** Start of Working data **
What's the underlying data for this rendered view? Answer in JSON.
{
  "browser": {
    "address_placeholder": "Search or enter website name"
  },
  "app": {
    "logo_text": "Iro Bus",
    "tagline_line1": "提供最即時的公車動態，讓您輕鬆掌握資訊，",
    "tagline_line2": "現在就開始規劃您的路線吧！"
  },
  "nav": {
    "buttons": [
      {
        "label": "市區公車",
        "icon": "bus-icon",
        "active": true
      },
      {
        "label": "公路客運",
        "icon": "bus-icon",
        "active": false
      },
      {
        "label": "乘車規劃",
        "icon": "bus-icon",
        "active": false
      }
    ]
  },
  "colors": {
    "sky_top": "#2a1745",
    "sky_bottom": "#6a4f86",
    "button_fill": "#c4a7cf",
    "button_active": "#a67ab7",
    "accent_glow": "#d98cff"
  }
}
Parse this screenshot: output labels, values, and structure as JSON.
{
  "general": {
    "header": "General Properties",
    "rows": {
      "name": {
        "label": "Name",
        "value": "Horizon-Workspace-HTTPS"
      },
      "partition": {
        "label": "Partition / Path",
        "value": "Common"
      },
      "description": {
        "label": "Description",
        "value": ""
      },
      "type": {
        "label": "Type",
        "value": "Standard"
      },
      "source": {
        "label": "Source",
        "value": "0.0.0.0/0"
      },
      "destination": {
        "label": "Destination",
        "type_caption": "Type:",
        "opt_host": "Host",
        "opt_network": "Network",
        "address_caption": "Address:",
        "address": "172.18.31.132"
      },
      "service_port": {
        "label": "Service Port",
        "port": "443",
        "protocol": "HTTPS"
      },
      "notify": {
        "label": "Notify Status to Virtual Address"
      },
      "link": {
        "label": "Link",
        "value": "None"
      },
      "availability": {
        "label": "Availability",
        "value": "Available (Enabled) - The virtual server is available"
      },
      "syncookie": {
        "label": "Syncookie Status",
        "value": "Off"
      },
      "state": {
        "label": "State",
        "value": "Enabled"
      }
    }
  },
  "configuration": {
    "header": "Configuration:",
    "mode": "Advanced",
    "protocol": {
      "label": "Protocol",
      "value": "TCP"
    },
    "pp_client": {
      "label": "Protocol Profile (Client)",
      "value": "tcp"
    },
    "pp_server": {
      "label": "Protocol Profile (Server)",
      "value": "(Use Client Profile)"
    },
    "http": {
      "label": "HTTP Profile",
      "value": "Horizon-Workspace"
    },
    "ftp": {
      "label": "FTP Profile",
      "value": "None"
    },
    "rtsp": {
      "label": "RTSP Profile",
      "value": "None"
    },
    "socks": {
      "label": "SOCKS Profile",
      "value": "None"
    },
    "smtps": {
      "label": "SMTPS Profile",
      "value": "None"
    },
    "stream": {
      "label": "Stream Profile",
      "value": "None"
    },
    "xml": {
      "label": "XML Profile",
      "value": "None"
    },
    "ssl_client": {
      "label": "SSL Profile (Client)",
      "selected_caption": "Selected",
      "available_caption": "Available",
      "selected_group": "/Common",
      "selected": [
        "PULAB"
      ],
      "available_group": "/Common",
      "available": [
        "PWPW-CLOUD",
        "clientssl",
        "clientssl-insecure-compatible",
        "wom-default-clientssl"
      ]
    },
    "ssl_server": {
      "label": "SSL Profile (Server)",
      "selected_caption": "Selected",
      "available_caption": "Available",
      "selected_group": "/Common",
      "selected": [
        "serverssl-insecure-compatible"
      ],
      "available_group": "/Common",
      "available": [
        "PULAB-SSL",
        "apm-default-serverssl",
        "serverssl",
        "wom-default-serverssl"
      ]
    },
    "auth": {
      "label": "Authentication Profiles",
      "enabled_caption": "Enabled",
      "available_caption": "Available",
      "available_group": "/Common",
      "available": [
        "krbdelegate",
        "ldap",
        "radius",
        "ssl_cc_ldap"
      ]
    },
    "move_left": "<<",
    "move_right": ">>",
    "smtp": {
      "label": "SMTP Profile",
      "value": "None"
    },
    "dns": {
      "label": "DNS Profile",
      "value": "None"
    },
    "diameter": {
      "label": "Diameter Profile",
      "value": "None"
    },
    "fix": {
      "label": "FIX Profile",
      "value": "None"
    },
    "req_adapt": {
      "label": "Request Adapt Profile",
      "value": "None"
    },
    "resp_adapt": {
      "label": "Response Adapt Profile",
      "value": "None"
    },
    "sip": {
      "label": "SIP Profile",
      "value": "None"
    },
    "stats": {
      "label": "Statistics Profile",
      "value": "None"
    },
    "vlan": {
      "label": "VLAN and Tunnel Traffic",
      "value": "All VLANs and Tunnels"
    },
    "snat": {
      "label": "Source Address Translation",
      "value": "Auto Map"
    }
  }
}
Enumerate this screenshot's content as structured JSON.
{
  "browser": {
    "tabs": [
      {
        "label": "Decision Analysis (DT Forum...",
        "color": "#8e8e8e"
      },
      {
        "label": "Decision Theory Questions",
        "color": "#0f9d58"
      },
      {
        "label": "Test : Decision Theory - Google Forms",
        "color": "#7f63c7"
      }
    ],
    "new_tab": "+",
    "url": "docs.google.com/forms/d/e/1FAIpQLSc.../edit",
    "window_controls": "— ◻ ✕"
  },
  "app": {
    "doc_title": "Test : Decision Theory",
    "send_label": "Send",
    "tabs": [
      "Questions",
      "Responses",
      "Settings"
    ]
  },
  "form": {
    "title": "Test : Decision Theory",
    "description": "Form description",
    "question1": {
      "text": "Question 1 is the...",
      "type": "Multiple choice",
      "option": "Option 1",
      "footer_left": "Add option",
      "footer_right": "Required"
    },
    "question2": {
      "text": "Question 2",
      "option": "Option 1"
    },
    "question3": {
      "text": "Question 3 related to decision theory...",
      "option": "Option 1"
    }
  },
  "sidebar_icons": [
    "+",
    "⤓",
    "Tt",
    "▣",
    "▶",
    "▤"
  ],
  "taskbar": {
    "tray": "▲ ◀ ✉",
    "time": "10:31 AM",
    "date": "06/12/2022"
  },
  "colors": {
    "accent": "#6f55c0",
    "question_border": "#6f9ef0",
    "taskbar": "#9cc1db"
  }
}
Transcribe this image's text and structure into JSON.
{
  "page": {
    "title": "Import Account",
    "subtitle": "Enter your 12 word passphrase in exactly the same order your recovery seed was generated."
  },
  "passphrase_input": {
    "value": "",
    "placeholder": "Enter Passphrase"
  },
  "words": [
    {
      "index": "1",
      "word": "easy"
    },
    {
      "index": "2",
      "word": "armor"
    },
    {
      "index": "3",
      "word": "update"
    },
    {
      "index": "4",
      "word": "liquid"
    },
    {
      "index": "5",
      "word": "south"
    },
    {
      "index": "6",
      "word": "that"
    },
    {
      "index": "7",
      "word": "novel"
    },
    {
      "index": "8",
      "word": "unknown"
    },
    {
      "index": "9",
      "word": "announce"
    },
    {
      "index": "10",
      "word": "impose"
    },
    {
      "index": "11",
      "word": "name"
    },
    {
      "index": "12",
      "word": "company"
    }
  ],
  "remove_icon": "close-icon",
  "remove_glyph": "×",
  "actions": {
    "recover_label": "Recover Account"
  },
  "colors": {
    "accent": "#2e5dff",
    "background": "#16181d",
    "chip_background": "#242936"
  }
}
** End of Working data **
_Objective:_
Every line above should be written out again exactly as it stands.

_Expected answer:_
What's the underlying data for this rendered view? Answer in JSON.
{
  "browser": {
    "address_placeholder": "Search or enter website name"
  },
  "app": {
    "logo_text": "Iro Bus",
    "tagline_line1": "提供最即時的公車動態，讓您輕鬆掌握資訊，",
    "tagline_line2": "現在就開始規劃您的路線吧！"
  },
  "nav": {
    "buttons": [
      {
        "label": "市區公車",
        "icon": "bus-icon",
        "active": true
      },
      {
        "label": "公路客運",
        "icon": "bus-icon",
        "active": false
      },
      {
        "label": "乘車規劃",
        "icon": "bus-icon",
        "active": false
      }
    ]
  },
  "colors": {
    "sky_top": "#2a1745",
    "sky_bottom": "#6a4f86",
    "button_fill": "#c4a7cf",
    "button_active": "#a67ab7",
    "accent_glow": "#d98cff"
  }
}
Parse this screenshot: output labels, values, and structure as JSON.
{
  "general": {
    "header": "General Properties",
    "rows": {
      "name": {
        "label": "Name",
        "value": "Horizon-Workspace-HTTPS"
      },
      "partition": {
        "label": "Partition / Path",
        "value": "Common"
      },
      "description": {
        "label": "Description",
        "value": ""
      },
      "type": {
        "label": "Type",
        "value": "Standard"
      },
      "source": {
        "label": "Source",
        "value": "0.0.0.0/0"
      },
      "destination": {
        "label": "Destination",
        "type_caption": "Type:",
        "opt_host": "Host",
        "opt_network": "Network",
        "address_caption": "Address:",
        "address": "172.18.31.132"
      },
      "service_port": {
        "label": "Service Port",
        "port": "443",
        "protocol": "HTTPS"
      },
      "notify": {
        "label": "Notify Status to Virtual Address"
      },
      "link": {
        "label": "Link",
        "value": "None"
      },
      "availability": {
        "label": "Availability",
        "value": "Available (Enabled) - The virtual server is available"
      },
      "syncookie": {
        "label": "Syncookie Status",
        "value": "Off"
      },
      "state": {
        "label": "State",
        "value": "Enabled"
      }
    }
  },
  "configuration": {
    "header": "Configuration:",
    "mode": "Advanced",
    "protocol": {
      "label": "Protocol",
      "value": "TCP"
    },
    "pp_client": {
      "label": "Protocol Profile (Client)",
      "value": "tcp"
    },
    "pp_server": {
      "label": "Protocol Profile (Server)",
      "value": "(Use Client Profile)"
    },
    "http": {
      "label": "HTTP Profile",
      "value": "Horizon-Workspace"
    },
    "ftp": {
      "label": "FTP Profile",
      "value": "None"
    },
    "rtsp": {
      "label": "RTSP Profile",
      "value": "None"
    },
    "socks": {
      "label": "SOCKS Profile",
      "value": "None"
    },
    "smtps": {
      "label": "SMTPS Profile",
      "value": "None"
    },
    "stream": {
      "label": "Stream Profile",
      "value": "None"
    },
    "xml": {
      "label": "XML Profile",
      "value": "None"
    },
    "ssl_client": {
      "label": "SSL Profile (Client)",
      "selected_caption": "Selected",
      "available_caption": "Available",
      "selected_group": "/Common",
      "selected": [
        "PULAB"
      ],
      "available_group": "/Common",
      "available": [
        "PWPW-CLOUD",
        "clientssl",
        "clientssl-insecure-compatible",
        "wom-default-clientssl"
      ]
    },
    "ssl_server": {
      "label": "SSL Profile (Server)",
      "selected_caption": "Selected",
      "available_caption": "Available",
      "selected_group": "/Common",
      "selected": [
        "serverssl-insecure-compatible"
      ],
      "available_group": "/Common",
      "available": [
        "PULAB-SSL",
        "apm-default-serverssl",
        "serverssl",
        "wom-default-serverssl"
      ]
    },
    "auth": {
      "label": "Authentication Profiles",
      "enabled_caption": "Enabled",
      "available_caption": "Available",
      "available_group": "/Common",
      "available": [
        "krbdelegate",
        "ldap",
        "radius",
        "ssl_cc_ldap"
      ]
    },
    "move_left": "<<",
    "move_right": ">>",
    "smtp": {
      "label": "SMTP Profile",
      "value": "None"
    },
    "dns": {
      "label": "DNS Profile",
      "value": "None"
    },
    "diameter": {
      "label": "Diameter Profile",
      "value": "None"
    },
    "fix": {
      "label": "FIX Profile",
      "value": "None"
    },
    "req_adapt": {
      "label": "Request Adapt Profile",
      "value": "None"
    },
    "resp_adapt": {
      "label": "Response Adapt Profile",
      "value": "None"
    },
    "sip": {
      "label": "SIP Profile",
      "value": "None"
    },
    "stats": {
      "label": "Statistics Profile",
      "value": "None"
    },
    "vlan": {
      "label": "VLAN and Tunnel Traffic",
      "value": "All VLANs and Tunnels"
    },
    "snat": {
      "label": "Source Address Translation",
      "value": "Auto Map"
    }
  }
}
Enumerate this screenshot's content as structured JSON.
{
  "browser": {
    "tabs": [
      {
        "label": "Decision Analysis (DT Forum...",
        "color": "#8e8e8e"
      },
      {
        "label": "Decision Theory Questions",
        "color": "#0f9d58"
      },
      {
        "label": "Test : Decision Theory - Google Forms",
        "color": "#7f63c7"
      }
    ],
    "new_tab": "+",
    "url": "docs.google.com/forms/d/e/1FAIpQLSc.../edit",
    "window_controls": "— ◻ ✕"
  },
  "app": {
    "doc_title": "Test : Decision Theory",
    "send_label": "Send",
    "tabs": [
      "Questions",
      "Responses",
      "Settings"
    ]
  },
  "form": {
    "title": "Test : Decision Theory",
    "description": "Form description",
    "question1": {
      "text": "Question 1 is the...",
      "type": "Multiple choice",
      "option": "Option 1",
      "footer_left": "Add option",
      "footer_right": "Required"
    },
    "question2": {
      "text": "Question 2",
      "option": "Option 1"
    },
    "question3": {
      "text": "Question 3 related to decision theory...",
      "option": "Option 1"
    }
  },
  "sidebar_icons": [
    "+",
    "⤓",
    "Tt",
    "▣",
    "▶",
    "▤"
  ],
  "taskbar": {
    "tray": "▲ ◀ ✉",
    "time": "10:31 AM",
    "date": "06/12/2022"
  },
  "colors": {
    "accent": "#6f55c0",
    "question_border": "#6f9ef0",
    "taskbar": "#9cc1db"
  }
}
Transcribe this image's text and structure into JSON.
{
  "page": {
    "title": "Import Account",
    "subtitle": "Enter your 12 word passphrase in exactly the same order your recovery seed was generated."
  },
  "passphrase_input": {
    "value": "",
    "placeholder": "Enter Passphrase"
  },
  "words": [
    {
      "index": "1",
      "word": "easy"
    },
    {
      "index": "2",
      "word": "armor"
    },
    {
      "index": "3",
      "word": "update"
    },
    {
      "index": "4",
      "word": "liquid"
    },
    {
      "index": "5",
      "word": "south"
    },
    {
      "index": "6",
      "word": "that"
    },
    {
      "index": "7",
      "word": "novel"
    },
    {
      "index": "8",
      "word": "unknown"
    },
    {
      "index": "9",
      "word": "announce"
    },
    {
      "index": "10",
      "word": "impose"
    },
    {
      "index": "11",
      "word": "name"
    },
    {
      "index": "12",
      "word": "company"
    }
  ],
  "remove_icon": "close-icon",
  "remove_glyph": "×",
  "actions": {
    "recover_label": "Recover Account"
  },
  "colors": {
    "accent": "#2e5dff",
    "background": "#16181d",
    "chip_background": "#242936"
  }
}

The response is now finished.